======== Source data ========
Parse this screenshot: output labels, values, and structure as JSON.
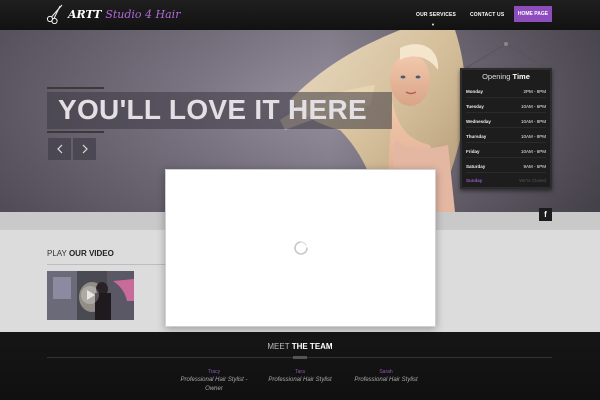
{
  "header": {
    "logo_text": "ARTT",
    "logo_accent": "Studio 4 Hair",
    "nav": {
      "services": "OUR SERVICES",
      "contact": "CONTACT US",
      "home": "HOME PAGE"
    }
  },
  "hero": {
    "slogan": "YOU'LL LOVE IT HERE"
  },
  "opening": {
    "title_main": "Opening",
    "title_bold": "Time",
    "rows": [
      {
        "day": "Monday",
        "time": "2PM - 8PM"
      },
      {
        "day": "Tuesday",
        "time": "10AM - 6PM"
      },
      {
        "day": "Wednesday",
        "time": "10AM - 8PM"
      },
      {
        "day": "Thursday",
        "time": "10AM - 8PM"
      },
      {
        "day": "Friday",
        "time": "10AM - 6PM"
      },
      {
        "day": "Saturday",
        "time": "9AM - 5PM"
      },
      {
        "day": "Sunday",
        "time": "We're Closed"
      }
    ]
  },
  "video": {
    "title_plain": "PLAY",
    "title_bold": "OUR VIDEO"
  },
  "team": {
    "title_plain": "MEET",
    "title_bold": "THE TEAM",
    "members": [
      {
        "name": "Tracy",
        "role": "Professional Hair Stylist - Owner"
      },
      {
        "name": "Tara",
        "role": "Professional Hair Stylist"
      },
      {
        "name": "Sarah",
        "role": "Professional Hair Stylist"
      }
    ]
  },
  "colors": {
    "accent": "#8d4dbd",
    "accent_text": "#b06ad9"
  },
  "icons": [
    "scissors-icon",
    "chevron-left-icon",
    "chevron-right-icon",
    "facebook-icon",
    "loading-spinner-icon",
    "play-icon"
  ]
}
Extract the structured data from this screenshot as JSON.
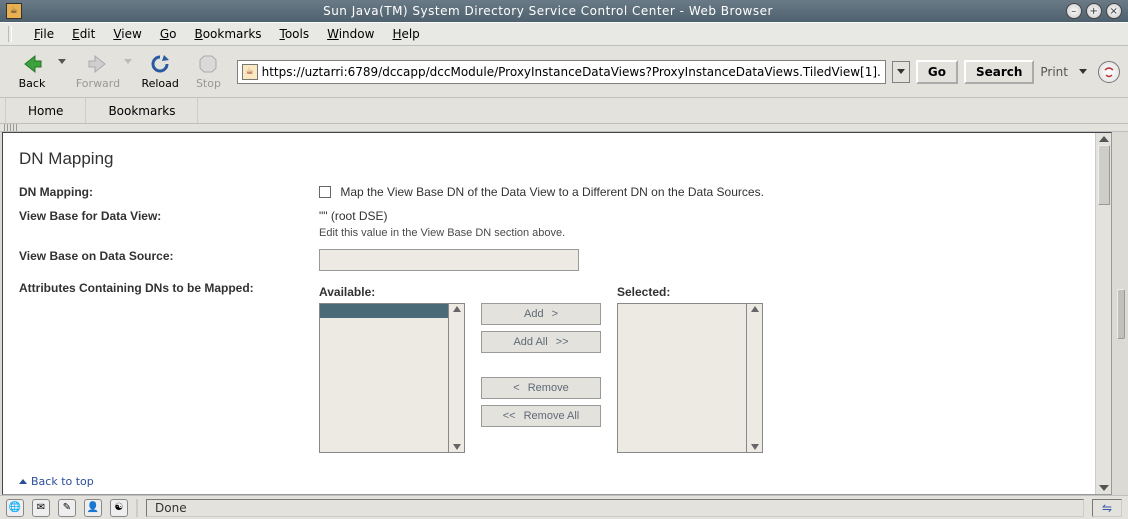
{
  "window": {
    "title": "Sun Java(TM) System Directory Service Control Center - Web Browser"
  },
  "menu": {
    "file": "File",
    "edit": "Edit",
    "view": "View",
    "go": "Go",
    "bookmarks": "Bookmarks",
    "tools": "Tools",
    "window": "Window",
    "help": "Help"
  },
  "toolbar": {
    "back": "Back",
    "forward": "Forward",
    "reload": "Reload",
    "stop": "Stop",
    "go": "Go",
    "search": "Search",
    "print": "Print"
  },
  "url": "https://uztarri:6789/dccapp/dccModule/ProxyInstanceDataViews?ProxyInstanceDataViews.TiledView[1].",
  "bmbar": {
    "home": "Home",
    "bookmarks": "Bookmarks"
  },
  "page": {
    "heading": "DN Mapping",
    "rows": {
      "dnmapping": {
        "label": "DN Mapping:",
        "chk_text": "Map the View Base DN of the Data View to a Different DN on the Data Sources."
      },
      "vbdv": {
        "label": "View Base for Data View:",
        "value": "\"\" (root DSE)",
        "hint": "Edit this value in the View Base DN section above."
      },
      "vbds": {
        "label": "View Base on Data Source:"
      },
      "attrs": {
        "label": "Attributes Containing DNs to be Mapped:"
      }
    },
    "picker": {
      "available": "Available:",
      "selected": "Selected:",
      "add": "Add",
      "add_sym": ">",
      "addall": "Add All",
      "addall_sym": ">>",
      "remove": "Remove",
      "remove_sym": "<",
      "removeall": "Remove All",
      "removeall_sym": "<<"
    },
    "backtop": "Back to top"
  },
  "status": {
    "done": "Done"
  }
}
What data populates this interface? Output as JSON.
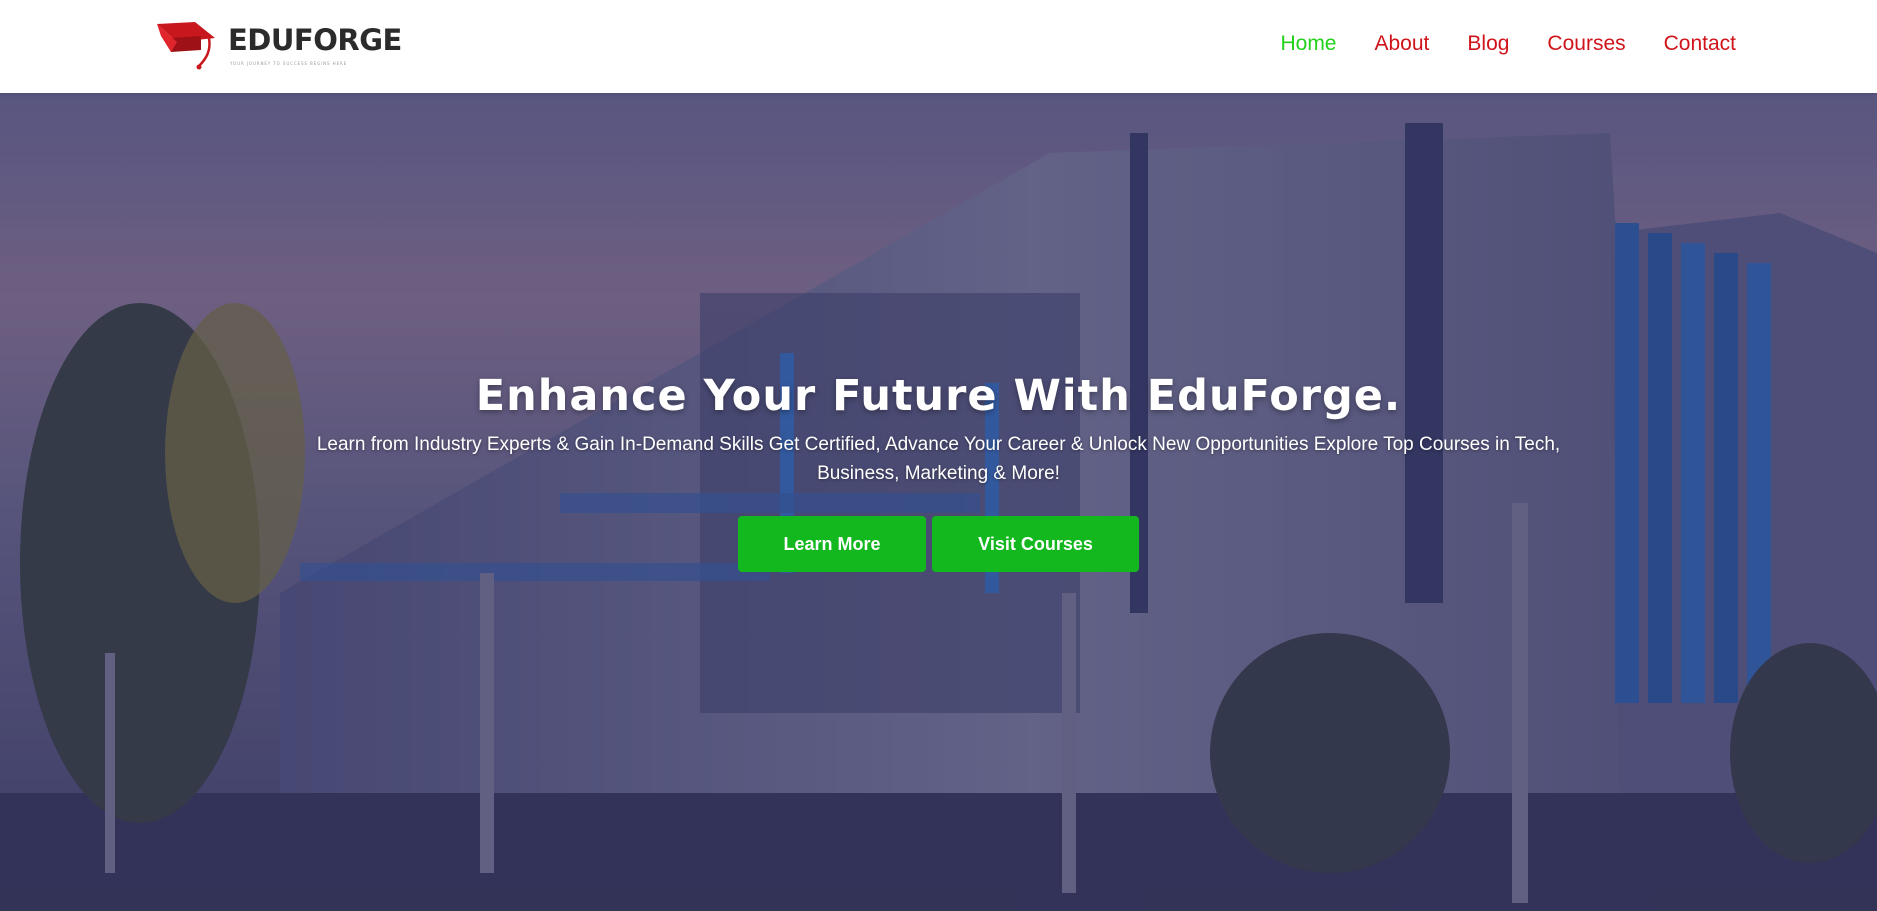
{
  "brand": {
    "name": "EDUFORGE",
    "tagline": "YOUR JOURNEY TO SUCCESS BEGINS HERE",
    "icon": "graduation-cap-icon",
    "colors": {
      "icon": "#c8181e",
      "wordmark": "#2b2b2b"
    }
  },
  "nav": {
    "items": [
      {
        "label": "Home",
        "active": true
      },
      {
        "label": "About",
        "active": false
      },
      {
        "label": "Blog",
        "active": false
      },
      {
        "label": "Courses",
        "active": false
      },
      {
        "label": "Contact",
        "active": false
      }
    ],
    "colors": {
      "default": "#d0141b",
      "active": "#21d11a"
    }
  },
  "hero": {
    "title": "Enhance Your Future With EduForge.",
    "subtitle": "Learn from Industry Experts & Gain In-Demand Skills Get Certified, Advance Your Career & Unlock New Opportunities Explore Top Courses in Tech, Business, Marketing & More!",
    "buttons": {
      "learn_more": "Learn More",
      "visit_courses": "Visit Courses"
    },
    "colors": {
      "button": "#12b81d",
      "text": "#ffffff"
    }
  }
}
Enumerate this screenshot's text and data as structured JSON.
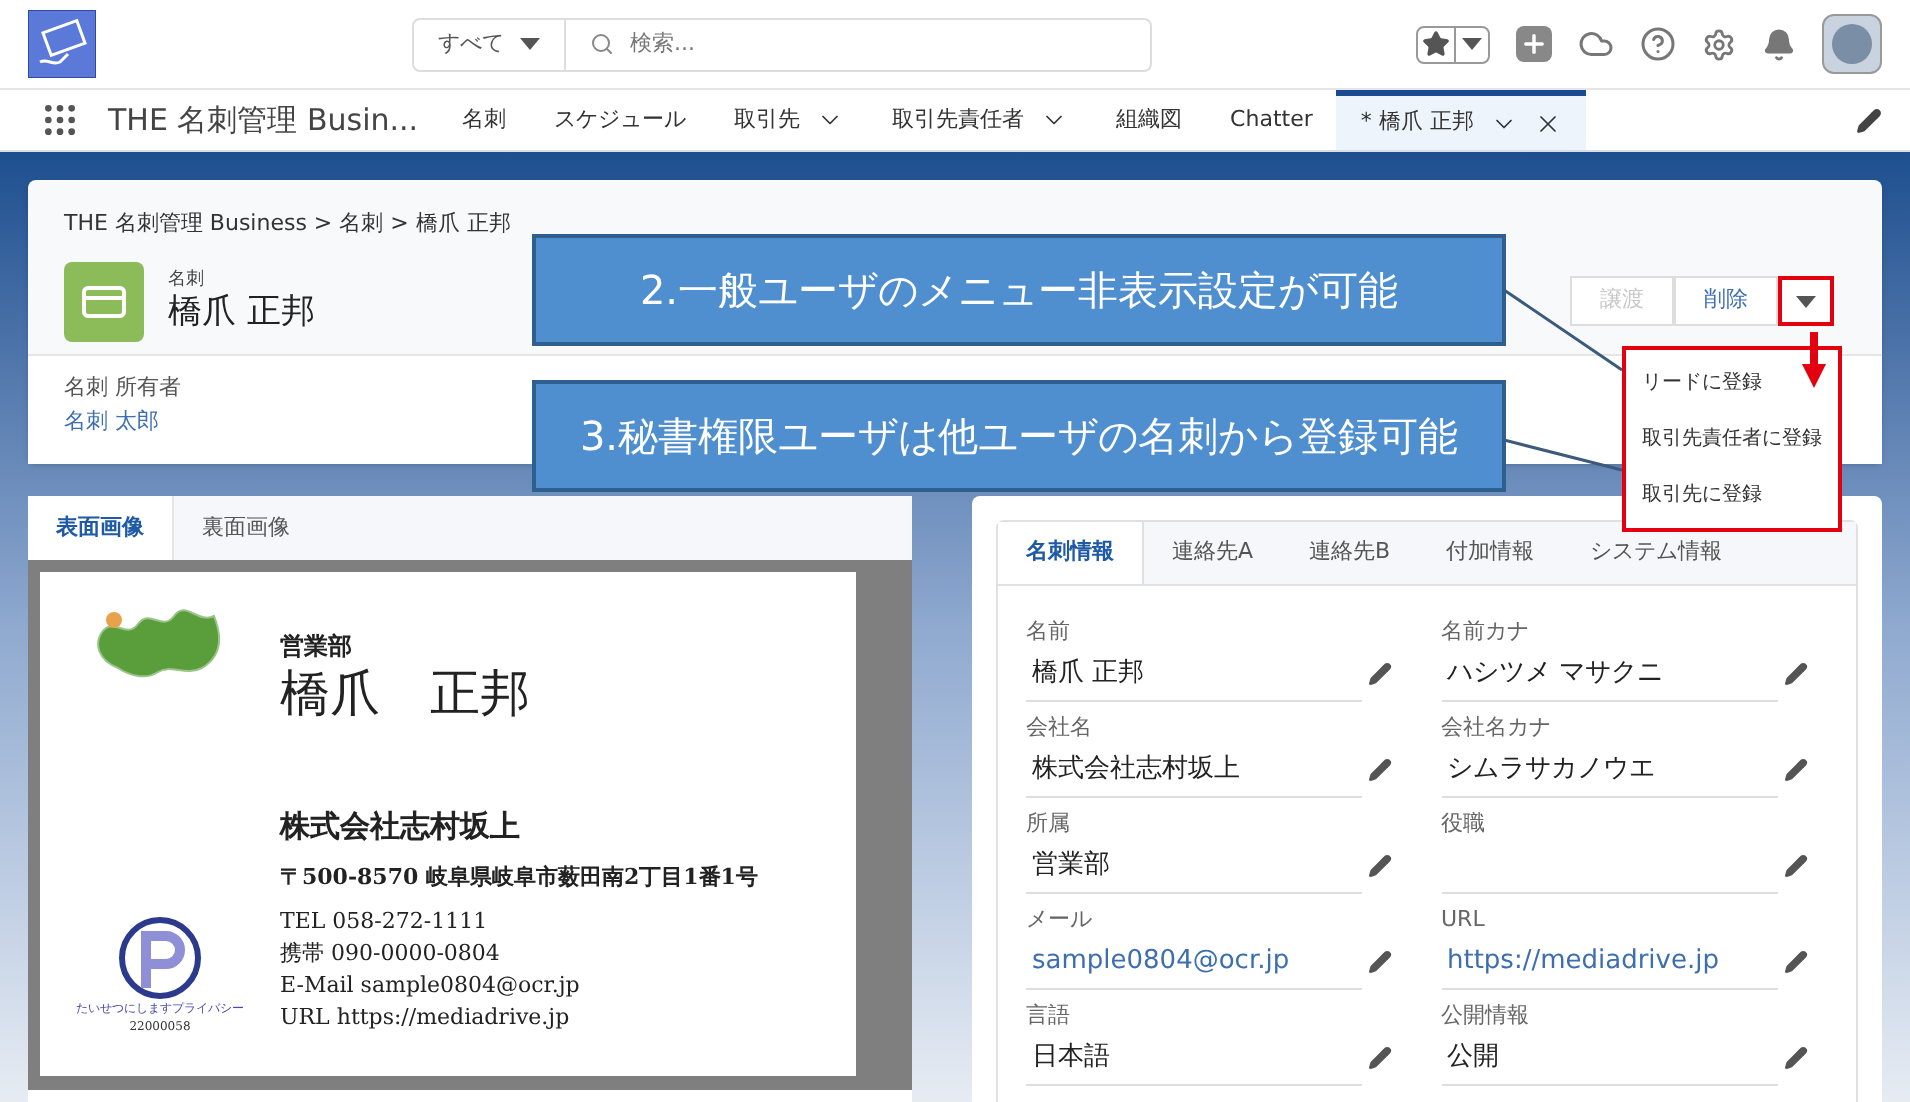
========
* Exercise brief:
Each line of the material must be retyped exactly, except that images are omitted.

* The completed task:
Parse this screenshot: output labels, values, and structure as JSON.
{
  "header": {
    "logo_text": "ARTT",
    "logo_accent": "Studio 4 Hair",
    "nav": {
      "services": "OUR SERVICES",
      "contact": "CONTACT US",
      "home": "HOME PAGE"
    }
  },
  "hero": {
    "slogan": "YOU'LL LOVE IT HERE"
  },
  "opening": {
    "title_main": "Opening",
    "title_bold": "Time",
    "rows": [
      {
        "day": "Monday",
        "time": "2PM - 8PM"
      },
      {
        "day": "Tuesday",
        "time": "10AM - 6PM"
      },
      {
        "day": "Wednesday",
        "time": "10AM - 8PM"
      },
      {
        "day": "Thursday",
        "time": "10AM - 8PM"
      },
      {
        "day": "Friday",
        "time": "10AM - 6PM"
      },
      {
        "day": "Saturday",
        "time": "9AM - 5PM"
      },
      {
        "day": "Sunday",
        "time": "We're Closed"
      }
    ]
  },
  "video": {
    "title_plain": "PLAY",
    "title_bold": "OUR VIDEO"
  },
  "team": {
    "title_plain": "MEET",
    "title_bold": "THE TEAM",
    "members": [
      {
        "name": "Tracy",
        "role": "Professional Hair Stylist - Owner"
      },
      {
        "name": "Tara",
        "role": "Professional Hair Stylist"
      },
      {
        "name": "Sarah",
        "role": "Professional Hair Stylist"
      }
    ]
  },
  "colors": {
    "accent": "#8d4dbd",
    "accent_text": "#b06ad9"
  },
  "icons": [
    "scissors-icon",
    "chevron-left-icon",
    "chevron-right-icon",
    "facebook-icon",
    "loading-spinner-icon",
    "play-icon"
  ]
}
Extract the structured data from this screenshot as JSON.
{
  "window": {
    "title": "Sun Java(TM) System Directory Service Control Center - Web Browser"
  },
  "menu": {
    "file": "File",
    "edit": "Edit",
    "view": "View",
    "go": "Go",
    "bookmarks": "Bookmarks",
    "tools": "Tools",
    "window": "Window",
    "help": "Help"
  },
  "toolbar": {
    "back": "Back",
    "forward": "Forward",
    "reload": "Reload",
    "stop": "Stop",
    "go": "Go",
    "search": "Search",
    "print": "Print"
  },
  "url": "https://uztarri:6789/dccapp/dccModule/ProxyInstanceDataViews?ProxyInstanceDataViews.TiledView[1].",
  "bmbar": {
    "home": "Home",
    "bookmarks": "Bookmarks"
  },
  "page": {
    "heading": "DN Mapping",
    "rows": {
      "dnmapping": {
        "label": "DN Mapping:",
        "chk_text": "Map the View Base DN of the Data View to a Different DN on the Data Sources."
      },
      "vbdv": {
        "label": "View Base for Data View:",
        "value": "\"\" (root DSE)",
        "hint": "Edit this value in the View Base DN section above."
      },
      "vbds": {
        "label": "View Base on Data Source:"
      },
      "attrs": {
        "label": "Attributes Containing DNs to be Mapped:"
      }
    },
    "picker": {
      "available": "Available:",
      "selected": "Selected:",
      "add": "Add",
      "add_sym": ">",
      "addall": "Add All",
      "addall_sym": ">>",
      "remove": "Remove",
      "remove_sym": "<",
      "removeall": "Remove All",
      "removeall_sym": "<<"
    },
    "backtop": "Back to top"
  },
  "status": {
    "done": "Done"
  }
}
What data populates this interface? Output as JSON.
{
  "brand": {
    "name": "EDUFORGE",
    "tagline": "YOUR JOURNEY TO SUCCESS BEGINS HERE",
    "icon": "graduation-cap-icon",
    "colors": {
      "icon": "#c8181e",
      "wordmark": "#2b2b2b"
    }
  },
  "nav": {
    "items": [
      {
        "label": "Home",
        "active": true
      },
      {
        "label": "About",
        "active": false
      },
      {
        "label": "Blog",
        "active": false
      },
      {
        "label": "Courses",
        "active": false
      },
      {
        "label": "Contact",
        "active": false
      }
    ],
    "colors": {
      "default": "#d0141b",
      "active": "#21d11a"
    }
  },
  "hero": {
    "title": "Enhance Your Future With EduForge.",
    "subtitle": "Learn from Industry Experts & Gain In-Demand Skills Get Certified, Advance Your Career & Unlock New Opportunities Explore Top Courses in Tech, Business, Marketing & More!",
    "buttons": {
      "learn_more": "Learn More",
      "visit_courses": "Visit Courses"
    },
    "colors": {
      "button": "#12b81d",
      "text": "#ffffff"
    }
  }
}
Enumerate this screenshot's text and data as structured JSON.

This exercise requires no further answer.